*PROMPT:*
Search the data below for "habitants"; list each line that holds it.

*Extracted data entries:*
--- begin ---
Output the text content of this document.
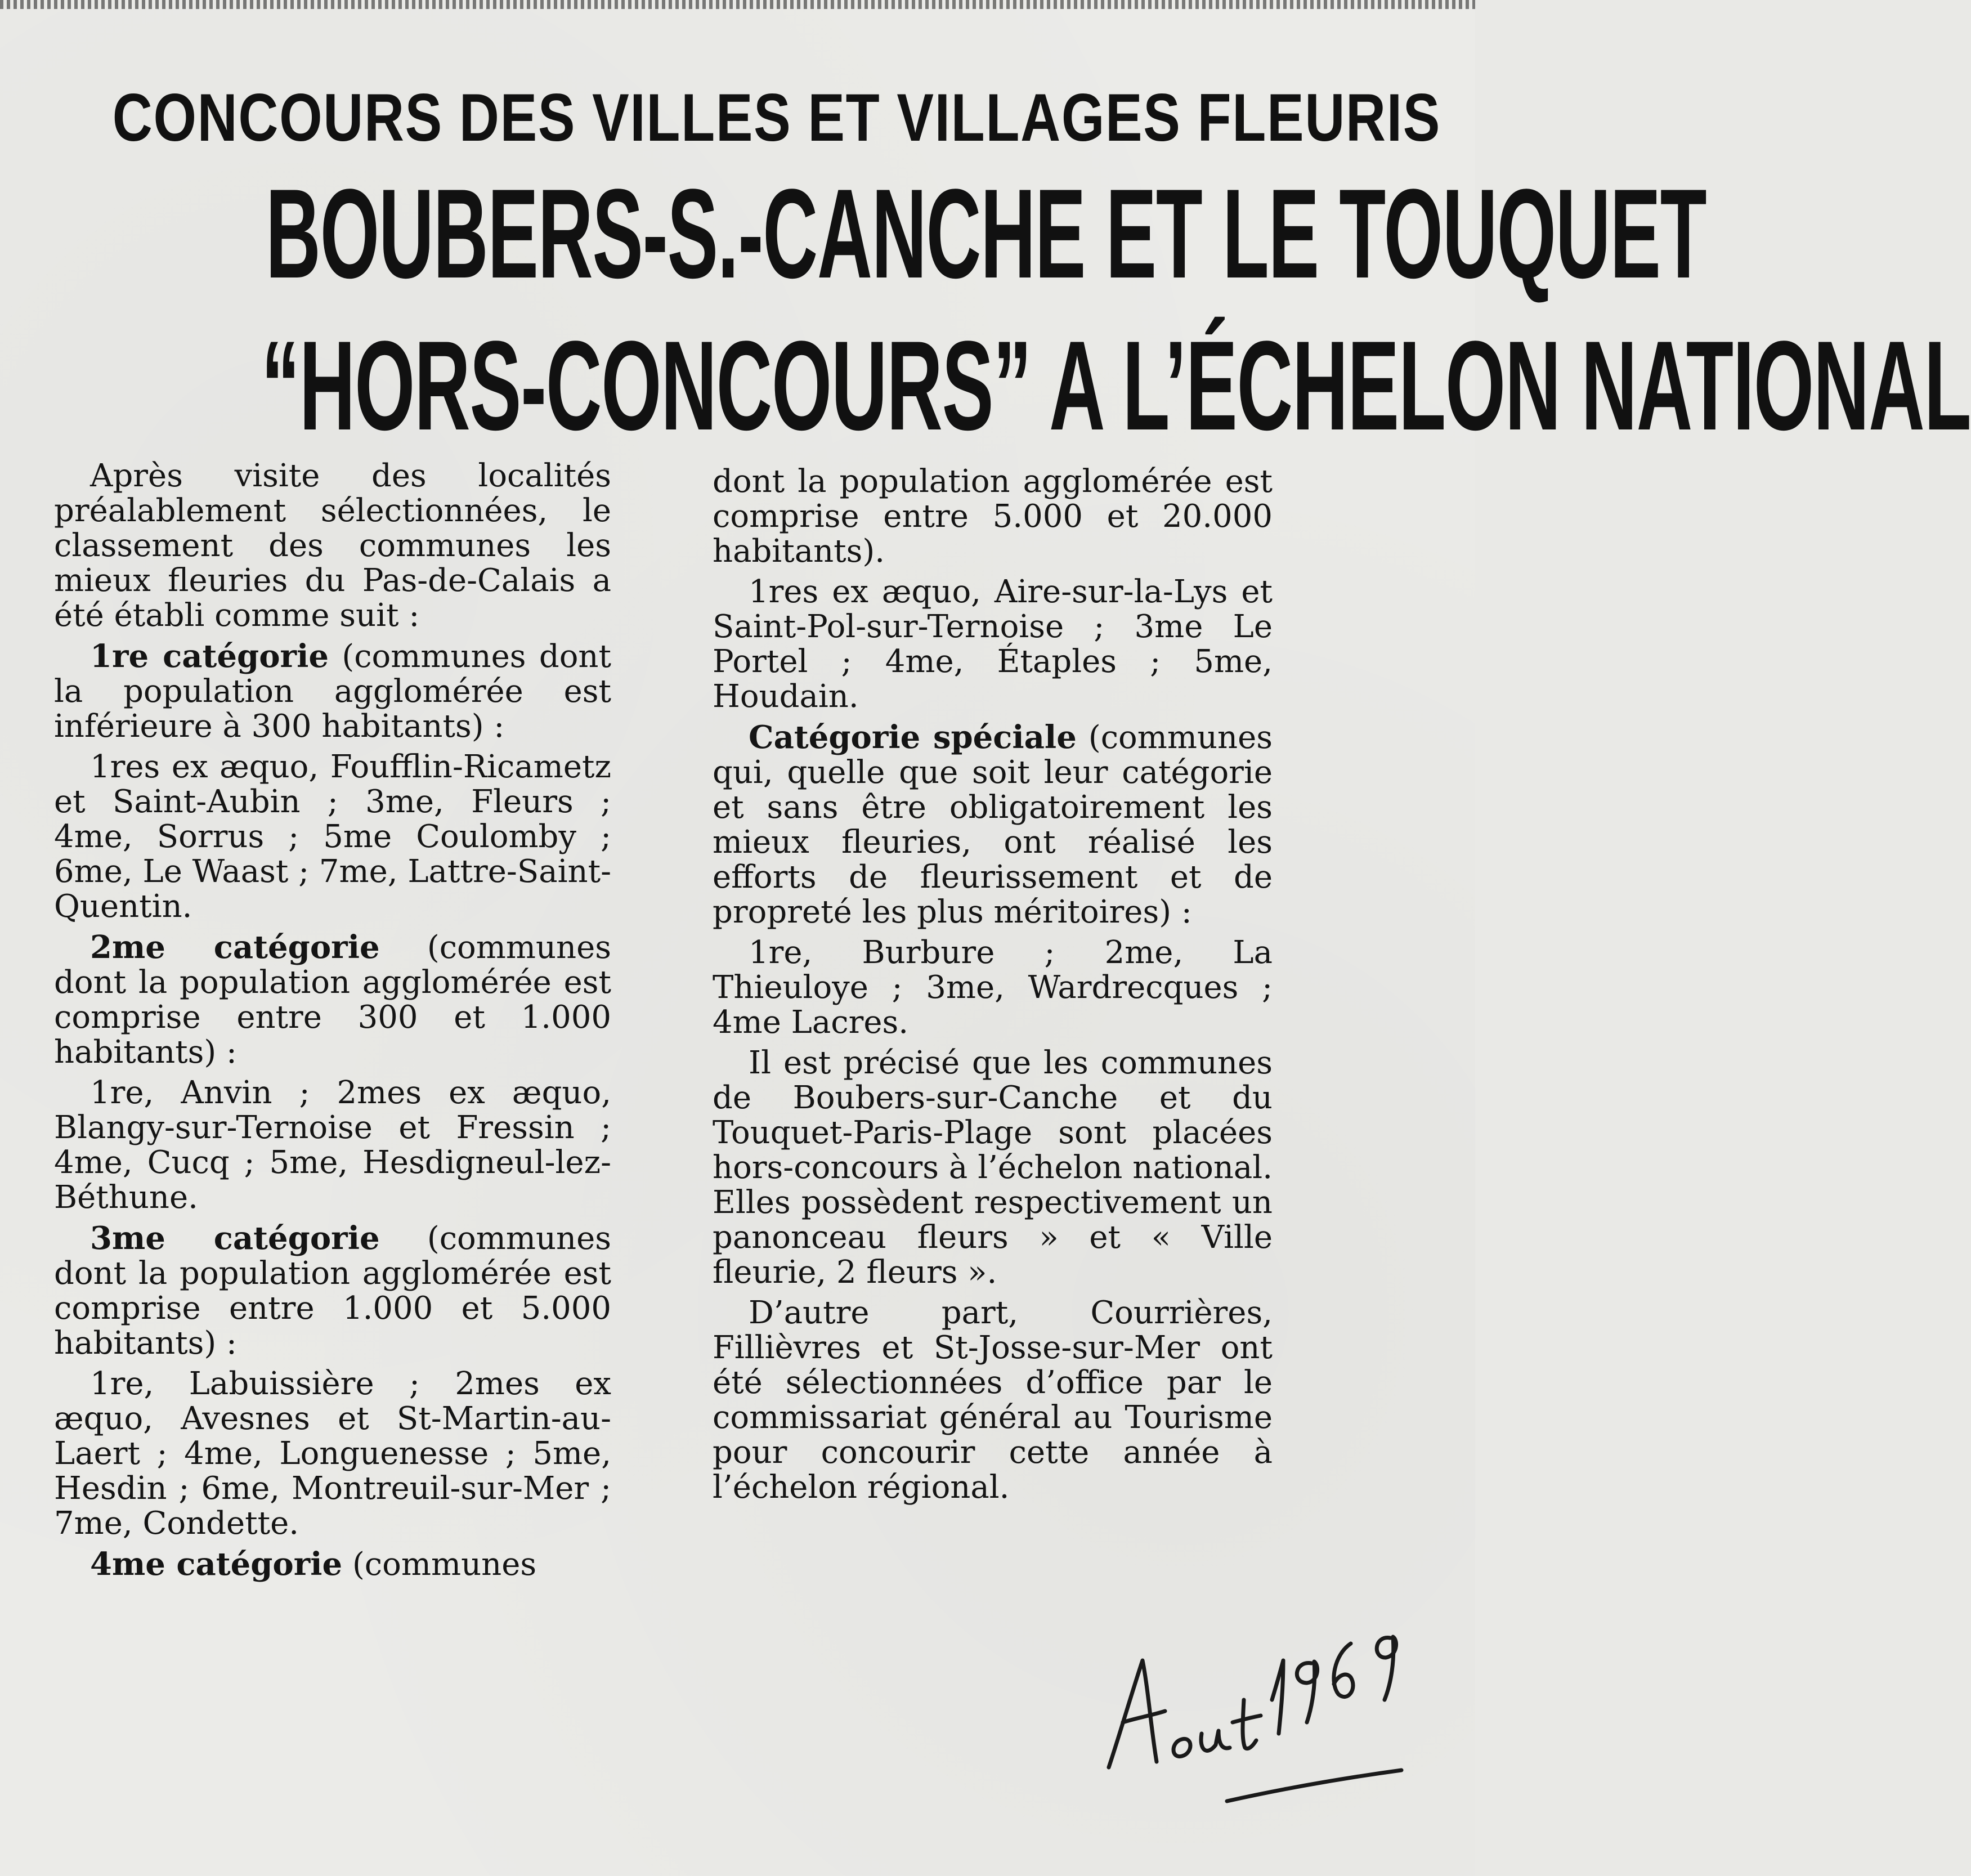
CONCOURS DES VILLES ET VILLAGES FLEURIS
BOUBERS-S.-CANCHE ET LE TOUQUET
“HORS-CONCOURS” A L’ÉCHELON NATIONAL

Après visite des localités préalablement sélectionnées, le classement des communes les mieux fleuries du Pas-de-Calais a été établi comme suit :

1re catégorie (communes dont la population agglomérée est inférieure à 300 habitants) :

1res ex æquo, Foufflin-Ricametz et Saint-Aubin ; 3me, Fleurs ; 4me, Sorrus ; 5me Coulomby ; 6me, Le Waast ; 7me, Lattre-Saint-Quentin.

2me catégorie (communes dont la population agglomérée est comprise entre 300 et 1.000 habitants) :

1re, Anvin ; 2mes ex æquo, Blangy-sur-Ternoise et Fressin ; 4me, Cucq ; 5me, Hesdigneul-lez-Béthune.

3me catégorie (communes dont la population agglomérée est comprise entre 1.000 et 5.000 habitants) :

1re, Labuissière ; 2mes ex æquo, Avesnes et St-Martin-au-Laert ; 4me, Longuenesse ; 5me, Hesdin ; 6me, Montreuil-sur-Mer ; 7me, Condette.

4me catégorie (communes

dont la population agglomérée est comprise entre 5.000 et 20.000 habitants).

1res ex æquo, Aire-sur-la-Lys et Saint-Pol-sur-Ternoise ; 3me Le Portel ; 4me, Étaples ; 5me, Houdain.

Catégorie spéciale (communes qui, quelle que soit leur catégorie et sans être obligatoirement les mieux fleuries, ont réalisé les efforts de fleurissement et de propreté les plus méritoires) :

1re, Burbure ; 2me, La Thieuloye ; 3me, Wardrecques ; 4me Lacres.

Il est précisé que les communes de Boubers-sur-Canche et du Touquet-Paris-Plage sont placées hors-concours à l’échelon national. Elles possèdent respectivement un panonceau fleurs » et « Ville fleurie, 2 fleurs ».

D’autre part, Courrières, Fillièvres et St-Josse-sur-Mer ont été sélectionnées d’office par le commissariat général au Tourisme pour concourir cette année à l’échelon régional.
--- end ---
*SOLUTION TO THIS EXERCISE:*
1re catégorie (communes dont la population agglomérée est inférieure à 300 habitants) :
2me catégorie (communes dont la population agglomérée est comprise entre 300 et 1.000 habitants) :
3me catégorie (communes dont la population agglomérée est comprise entre 1.000 et 5.000 habitants) :
dont la population agglomérée est comprise entre 5.000 et 20.000 habitants).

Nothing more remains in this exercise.